_Records to process_:
_____

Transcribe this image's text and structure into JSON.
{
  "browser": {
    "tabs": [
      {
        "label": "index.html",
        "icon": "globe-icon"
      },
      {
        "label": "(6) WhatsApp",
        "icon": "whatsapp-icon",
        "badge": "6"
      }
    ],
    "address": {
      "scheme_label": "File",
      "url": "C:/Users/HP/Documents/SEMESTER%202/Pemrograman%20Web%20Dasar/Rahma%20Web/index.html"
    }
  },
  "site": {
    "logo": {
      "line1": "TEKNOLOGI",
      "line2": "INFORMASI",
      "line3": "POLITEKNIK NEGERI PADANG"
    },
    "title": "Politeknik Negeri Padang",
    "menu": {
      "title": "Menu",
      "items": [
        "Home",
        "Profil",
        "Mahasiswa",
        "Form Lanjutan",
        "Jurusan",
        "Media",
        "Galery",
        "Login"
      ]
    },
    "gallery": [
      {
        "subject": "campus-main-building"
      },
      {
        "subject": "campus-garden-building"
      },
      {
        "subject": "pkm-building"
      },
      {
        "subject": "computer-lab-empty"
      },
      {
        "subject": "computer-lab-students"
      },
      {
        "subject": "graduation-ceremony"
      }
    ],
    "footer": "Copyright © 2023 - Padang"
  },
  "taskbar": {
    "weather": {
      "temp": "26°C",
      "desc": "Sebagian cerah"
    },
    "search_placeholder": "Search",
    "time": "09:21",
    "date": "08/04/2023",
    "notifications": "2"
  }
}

_____

Copy out the full listing exactly.

Transcribe this image's text and structure into JSON.
{
  "browser": {
    "tabs": [
      {
        "label": "index.html",
        "icon": "globe-icon"
      },
      {
        "label": "(6) WhatsApp",
        "icon": "whatsapp-icon",
        "badge": "6"
      }
    ],
    "address": {
      "scheme_label": "File",
      "url": "C:/Users/HP/Documents/SEMESTER%202/Pemrograman%20Web%20Dasar/Rahma%20Web/index.html"
    }
  },
  "site": {
    "logo": {
      "line1": "TEKNOLOGI",
      "line2": "INFORMASI",
      "line3": "POLITEKNIK NEGERI PADANG"
    },
    "title": "Politeknik Negeri Padang",
    "menu": {
      "title": "Menu",
      "items": [
        "Home",
        "Profil",
        "Mahasiswa",
        "Form Lanjutan",
        "Jurusan",
        "Media",
        "Galery",
        "Login"
      ]
    },
    "gallery": [
      {
        "subject": "campus-main-building"
      },
      {
        "subject": "campus-garden-building"
      },
      {
        "subject": "pkm-building"
      },
      {
        "subject": "computer-lab-empty"
      },
      {
        "subject": "computer-lab-students"
      },
      {
        "subject": "graduation-ceremony"
      }
    ],
    "footer": "Copyright © 2023 - Padang"
  },
  "taskbar": {
    "weather": {
      "temp": "26°C",
      "desc": "Sebagian cerah"
    },
    "search_placeholder": "Search",
    "time": "09:21",
    "date": "08/04/2023",
    "notifications": "2"
  }
}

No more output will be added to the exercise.